(Data entries)
=-=-=-=-=
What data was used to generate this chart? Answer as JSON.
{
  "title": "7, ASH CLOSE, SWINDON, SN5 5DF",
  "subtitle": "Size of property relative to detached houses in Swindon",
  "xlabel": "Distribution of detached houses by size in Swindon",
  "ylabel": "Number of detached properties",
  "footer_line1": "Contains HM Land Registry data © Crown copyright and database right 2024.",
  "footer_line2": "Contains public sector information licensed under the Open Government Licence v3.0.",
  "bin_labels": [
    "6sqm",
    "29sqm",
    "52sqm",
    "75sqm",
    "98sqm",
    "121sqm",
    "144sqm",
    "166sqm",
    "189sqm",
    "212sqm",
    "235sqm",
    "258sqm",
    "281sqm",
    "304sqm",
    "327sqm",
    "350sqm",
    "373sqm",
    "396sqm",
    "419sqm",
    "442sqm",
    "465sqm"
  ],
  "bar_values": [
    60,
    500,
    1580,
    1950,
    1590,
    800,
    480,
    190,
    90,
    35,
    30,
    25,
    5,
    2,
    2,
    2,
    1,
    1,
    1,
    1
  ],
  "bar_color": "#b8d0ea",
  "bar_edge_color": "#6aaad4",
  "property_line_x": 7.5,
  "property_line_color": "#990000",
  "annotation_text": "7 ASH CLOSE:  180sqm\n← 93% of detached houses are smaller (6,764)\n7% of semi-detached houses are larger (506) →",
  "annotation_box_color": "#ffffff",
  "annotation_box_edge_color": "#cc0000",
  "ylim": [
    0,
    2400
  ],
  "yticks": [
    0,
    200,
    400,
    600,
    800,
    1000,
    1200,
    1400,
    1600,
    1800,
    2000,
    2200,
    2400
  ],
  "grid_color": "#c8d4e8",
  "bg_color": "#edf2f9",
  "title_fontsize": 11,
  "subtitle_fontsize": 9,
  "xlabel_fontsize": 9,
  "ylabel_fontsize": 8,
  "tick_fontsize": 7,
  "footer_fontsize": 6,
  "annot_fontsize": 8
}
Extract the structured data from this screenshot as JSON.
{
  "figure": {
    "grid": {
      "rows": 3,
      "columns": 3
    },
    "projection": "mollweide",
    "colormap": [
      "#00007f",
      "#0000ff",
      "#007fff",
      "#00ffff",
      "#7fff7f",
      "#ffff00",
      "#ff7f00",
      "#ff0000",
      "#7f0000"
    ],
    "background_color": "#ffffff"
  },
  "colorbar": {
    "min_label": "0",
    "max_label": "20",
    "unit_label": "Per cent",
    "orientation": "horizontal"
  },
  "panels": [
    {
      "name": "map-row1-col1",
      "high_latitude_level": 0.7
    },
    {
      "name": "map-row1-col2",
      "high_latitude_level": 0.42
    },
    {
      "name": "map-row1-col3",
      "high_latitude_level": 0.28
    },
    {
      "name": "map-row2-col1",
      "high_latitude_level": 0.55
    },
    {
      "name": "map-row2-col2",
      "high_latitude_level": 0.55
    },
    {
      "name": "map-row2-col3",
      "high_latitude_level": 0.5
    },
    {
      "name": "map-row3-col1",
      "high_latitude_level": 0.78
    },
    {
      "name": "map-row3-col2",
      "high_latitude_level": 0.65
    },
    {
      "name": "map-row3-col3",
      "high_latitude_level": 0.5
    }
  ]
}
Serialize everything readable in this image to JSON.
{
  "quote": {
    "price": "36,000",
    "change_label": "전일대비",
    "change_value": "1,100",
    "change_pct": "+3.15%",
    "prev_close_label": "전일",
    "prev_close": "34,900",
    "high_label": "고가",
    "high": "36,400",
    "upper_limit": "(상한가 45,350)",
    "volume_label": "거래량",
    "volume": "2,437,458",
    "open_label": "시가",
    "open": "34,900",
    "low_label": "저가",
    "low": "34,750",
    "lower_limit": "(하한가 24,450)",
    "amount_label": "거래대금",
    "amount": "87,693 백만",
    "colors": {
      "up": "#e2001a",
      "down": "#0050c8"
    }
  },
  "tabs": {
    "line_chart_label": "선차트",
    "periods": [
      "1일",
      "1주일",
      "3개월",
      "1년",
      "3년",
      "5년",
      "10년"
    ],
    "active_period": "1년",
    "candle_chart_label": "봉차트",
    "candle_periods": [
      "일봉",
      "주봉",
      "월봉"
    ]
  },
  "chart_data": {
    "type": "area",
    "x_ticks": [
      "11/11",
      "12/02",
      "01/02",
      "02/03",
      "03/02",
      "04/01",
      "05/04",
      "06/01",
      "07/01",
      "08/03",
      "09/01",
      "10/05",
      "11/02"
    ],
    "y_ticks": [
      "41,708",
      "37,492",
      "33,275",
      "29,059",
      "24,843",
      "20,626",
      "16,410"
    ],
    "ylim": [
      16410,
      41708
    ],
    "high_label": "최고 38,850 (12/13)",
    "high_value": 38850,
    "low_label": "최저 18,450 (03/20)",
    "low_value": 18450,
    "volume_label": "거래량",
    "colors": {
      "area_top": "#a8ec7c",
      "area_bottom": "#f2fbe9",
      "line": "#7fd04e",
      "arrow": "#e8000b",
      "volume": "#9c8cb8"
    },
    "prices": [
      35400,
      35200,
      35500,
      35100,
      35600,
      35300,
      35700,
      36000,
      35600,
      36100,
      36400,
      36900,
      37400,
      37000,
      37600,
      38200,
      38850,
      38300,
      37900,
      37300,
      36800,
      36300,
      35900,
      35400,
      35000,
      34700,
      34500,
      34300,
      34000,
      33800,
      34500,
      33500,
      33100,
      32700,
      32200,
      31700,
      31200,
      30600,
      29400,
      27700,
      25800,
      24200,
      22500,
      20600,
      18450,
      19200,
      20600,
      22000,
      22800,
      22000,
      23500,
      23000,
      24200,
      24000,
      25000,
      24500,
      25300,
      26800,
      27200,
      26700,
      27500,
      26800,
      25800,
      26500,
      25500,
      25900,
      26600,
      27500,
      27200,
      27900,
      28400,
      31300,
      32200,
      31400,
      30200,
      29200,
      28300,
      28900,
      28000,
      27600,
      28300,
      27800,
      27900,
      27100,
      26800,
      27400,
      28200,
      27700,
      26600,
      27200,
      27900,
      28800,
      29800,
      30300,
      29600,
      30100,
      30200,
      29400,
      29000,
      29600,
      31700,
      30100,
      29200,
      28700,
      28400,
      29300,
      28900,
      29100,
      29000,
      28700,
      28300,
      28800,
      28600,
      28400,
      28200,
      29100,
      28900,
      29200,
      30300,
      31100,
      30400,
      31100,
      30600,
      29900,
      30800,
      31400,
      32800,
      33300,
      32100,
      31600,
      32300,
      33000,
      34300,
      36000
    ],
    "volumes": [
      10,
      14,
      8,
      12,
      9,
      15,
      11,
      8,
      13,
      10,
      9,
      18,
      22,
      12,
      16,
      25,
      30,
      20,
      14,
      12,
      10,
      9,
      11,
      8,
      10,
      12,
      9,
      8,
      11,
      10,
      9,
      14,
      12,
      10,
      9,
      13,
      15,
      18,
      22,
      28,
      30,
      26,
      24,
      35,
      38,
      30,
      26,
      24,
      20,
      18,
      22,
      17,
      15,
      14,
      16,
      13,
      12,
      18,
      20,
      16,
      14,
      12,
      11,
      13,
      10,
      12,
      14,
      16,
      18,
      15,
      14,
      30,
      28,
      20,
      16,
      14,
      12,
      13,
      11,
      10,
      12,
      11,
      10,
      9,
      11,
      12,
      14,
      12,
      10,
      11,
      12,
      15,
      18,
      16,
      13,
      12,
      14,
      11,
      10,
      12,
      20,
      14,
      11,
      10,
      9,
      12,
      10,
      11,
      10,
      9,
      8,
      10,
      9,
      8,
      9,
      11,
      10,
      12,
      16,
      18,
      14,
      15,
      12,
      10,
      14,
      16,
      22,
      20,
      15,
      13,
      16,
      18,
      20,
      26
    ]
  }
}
=-=-=-=-=
**Work to complete**
From the first line to the last, retype the data exactly.

**Final answer**
What data was used to generate this chart? Answer as JSON.
{
  "title": "7, ASH CLOSE, SWINDON, SN5 5DF",
  "subtitle": "Size of property relative to detached houses in Swindon",
  "xlabel": "Distribution of detached houses by size in Swindon",
  "ylabel": "Number of detached properties",
  "footer_line1": "Contains HM Land Registry data © Crown copyright and database right 2024.",
  "footer_line2": "Contains public sector information licensed under the Open Government Licence v3.0.",
  "bin_labels": [
    "6sqm",
    "29sqm",
    "52sqm",
    "75sqm",
    "98sqm",
    "121sqm",
    "144sqm",
    "166sqm",
    "189sqm",
    "212sqm",
    "235sqm",
    "258sqm",
    "281sqm",
    "304sqm",
    "327sqm",
    "350sqm",
    "373sqm",
    "396sqm",
    "419sqm",
    "442sqm",
    "465sqm"
  ],
  "bar_values": [
    60,
    500,
    1580,
    1950,
    1590,
    800,
    480,
    190,
    90,
    35,
    30,
    25,
    5,
    2,
    2,
    2,
    1,
    1,
    1,
    1
  ],
  "bar_color": "#b8d0ea",
  "bar_edge_color": "#6aaad4",
  "property_line_x": 7.5,
  "property_line_color": "#990000",
  "annotation_text": "7 ASH CLOSE:  180sqm\n← 93% of detached houses are smaller (6,764)\n7% of semi-detached houses are larger (506) →",
  "annotation_box_color": "#ffffff",
  "annotation_box_edge_color": "#cc0000",
  "ylim": [
    0,
    2400
  ],
  "yticks": [
    0,
    200,
    400,
    600,
    800,
    1000,
    1200,
    1400,
    1600,
    1800,
    2000,
    2200,
    2400
  ],
  "grid_color": "#c8d4e8",
  "bg_color": "#edf2f9",
  "title_fontsize": 11,
  "subtitle_fontsize": 9,
  "xlabel_fontsize": 9,
  "ylabel_fontsize": 8,
  "tick_fontsize": 7,
  "footer_fontsize": 6,
  "annot_fontsize": 8
}
Extract the structured data from this screenshot as JSON.
{
  "figure": {
    "grid": {
      "rows": 3,
      "columns": 3
    },
    "projection": "mollweide",
    "colormap": [
      "#00007f",
      "#0000ff",
      "#007fff",
      "#00ffff",
      "#7fff7f",
      "#ffff00",
      "#ff7f00",
      "#ff0000",
      "#7f0000"
    ],
    "background_color": "#ffffff"
  },
  "colorbar": {
    "min_label": "0",
    "max_label": "20",
    "unit_label": "Per cent",
    "orientation": "horizontal"
  },
  "panels": [
    {
      "name": "map-row1-col1",
      "high_latitude_level": 0.7
    },
    {
      "name": "map-row1-col2",
      "high_latitude_level": 0.42
    },
    {
      "name": "map-row1-col3",
      "high_latitude_level": 0.28
    },
    {
      "name": "map-row2-col1",
      "high_latitude_level": 0.55
    },
    {
      "name": "map-row2-col2",
      "high_latitude_level": 0.55
    },
    {
      "name": "map-row2-col3",
      "high_latitude_level": 0.5
    },
    {
      "name": "map-row3-col1",
      "high_latitude_level": 0.78
    },
    {
      "name": "map-row3-col2",
      "high_latitude_level": 0.65
    },
    {
      "name": "map-row3-col3",
      "high_latitude_level": 0.5
    }
  ]
}
Serialize everything readable in this image to JSON.
{
  "quote": {
    "price": "36,000",
    "change_label": "전일대비",
    "change_value": "1,100",
    "change_pct": "+3.15%",
    "prev_close_label": "전일",
    "prev_close": "34,900",
    "high_label": "고가",
    "high": "36,400",
    "upper_limit": "(상한가 45,350)",
    "volume_label": "거래량",
    "volume": "2,437,458",
    "open_label": "시가",
    "open": "34,900",
    "low_label": "저가",
    "low": "34,750",
    "lower_limit": "(하한가 24,450)",
    "amount_label": "거래대금",
    "amount": "87,693 백만",
    "colors": {
      "up": "#e2001a",
      "down": "#0050c8"
    }
  },
  "tabs": {
    "line_chart_label": "선차트",
    "periods": [
      "1일",
      "1주일",
      "3개월",
      "1년",
      "3년",
      "5년",
      "10년"
    ],
    "active_period": "1년",
    "candle_chart_label": "봉차트",
    "candle_periods": [
      "일봉",
      "주봉",
      "월봉"
    ]
  },
  "chart_data": {
    "type": "area",
    "x_ticks": [
      "11/11",
      "12/02",
      "01/02",
      "02/03",
      "03/02",
      "04/01",
      "05/04",
      "06/01",
      "07/01",
      "08/03",
      "09/01",
      "10/05",
      "11/02"
    ],
    "y_ticks": [
      "41,708",
      "37,492",
      "33,275",
      "29,059",
      "24,843",
      "20,626",
      "16,410"
    ],
    "ylim": [
      16410,
      41708
    ],
    "high_label": "최고 38,850 (12/13)",
    "high_value": 38850,
    "low_label": "최저 18,450 (03/20)",
    "low_value": 18450,
    "volume_label": "거래량",
    "colors": {
      "area_top": "#a8ec7c",
      "area_bottom": "#f2fbe9",
      "line": "#7fd04e",
      "arrow": "#e8000b",
      "volume": "#9c8cb8"
    },
    "prices": [
      35400,
      35200,
      35500,
      35100,
      35600,
      35300,
      35700,
      36000,
      35600,
      36100,
      36400,
      36900,
      37400,
      37000,
      37600,
      38200,
      38850,
      38300,
      37900,
      37300,
      36800,
      36300,
      35900,
      35400,
      35000,
      34700,
      34500,
      34300,
      34000,
      33800,
      34500,
      33500,
      33100,
      32700,
      32200,
      31700,
      31200,
      30600,
      29400,
      27700,
      25800,
      24200,
      22500,
      20600,
      18450,
      19200,
      20600,
      22000,
      22800,
      22000,
      23500,
      23000,
      24200,
      24000,
      25000,
      24500,
      25300,
      26800,
      27200,
      26700,
      27500,
      26800,
      25800,
      26500,
      25500,
      25900,
      26600,
      27500,
      27200,
      27900,
      28400,
      31300,
      32200,
      31400,
      30200,
      29200,
      28300,
      28900,
      28000,
      27600,
      28300,
      27800,
      27900,
      27100,
      26800,
      27400,
      28200,
      27700,
      26600,
      27200,
      27900,
      28800,
      29800,
      30300,
      29600,
      30100,
      30200,
      29400,
      29000,
      29600,
      31700,
      30100,
      29200,
      28700,
      28400,
      29300,
      28900,
      29100,
      29000,
      28700,
      28300,
      28800,
      28600,
      28400,
      28200,
      29100,
      28900,
      29200,
      30300,
      31100,
      30400,
      31100,
      30600,
      29900,
      30800,
      31400,
      32800,
      33300,
      32100,
      31600,
      32300,
      33000,
      34300,
      36000
    ],
    "volumes": [
      10,
      14,
      8,
      12,
      9,
      15,
      11,
      8,
      13,
      10,
      9,
      18,
      22,
      12,
      16,
      25,
      30,
      20,
      14,
      12,
      10,
      9,
      11,
      8,
      10,
      12,
      9,
      8,
      11,
      10,
      9,
      14,
      12,
      10,
      9,
      13,
      15,
      18,
      22,
      28,
      30,
      26,
      24,
      35,
      38,
      30,
      26,
      24,
      20,
      18,
      22,
      17,
      15,
      14,
      16,
      13,
      12,
      18,
      20,
      16,
      14,
      12,
      11,
      13,
      10,
      12,
      14,
      16,
      18,
      15,
      14,
      30,
      28,
      20,
      16,
      14,
      12,
      13,
      11,
      10,
      12,
      11,
      10,
      9,
      11,
      12,
      14,
      12,
      10,
      11,
      12,
      15,
      18,
      16,
      13,
      12,
      14,
      11,
      10,
      12,
      20,
      14,
      11,
      10,
      9,
      12,
      10,
      11,
      10,
      9,
      8,
      10,
      9,
      8,
      9,
      11,
      10,
      12,
      16,
      18,
      14,
      15,
      12,
      10,
      14,
      16,
      22,
      20,
      15,
      13,
      16,
      18,
      20,
      26
    ]
  }
}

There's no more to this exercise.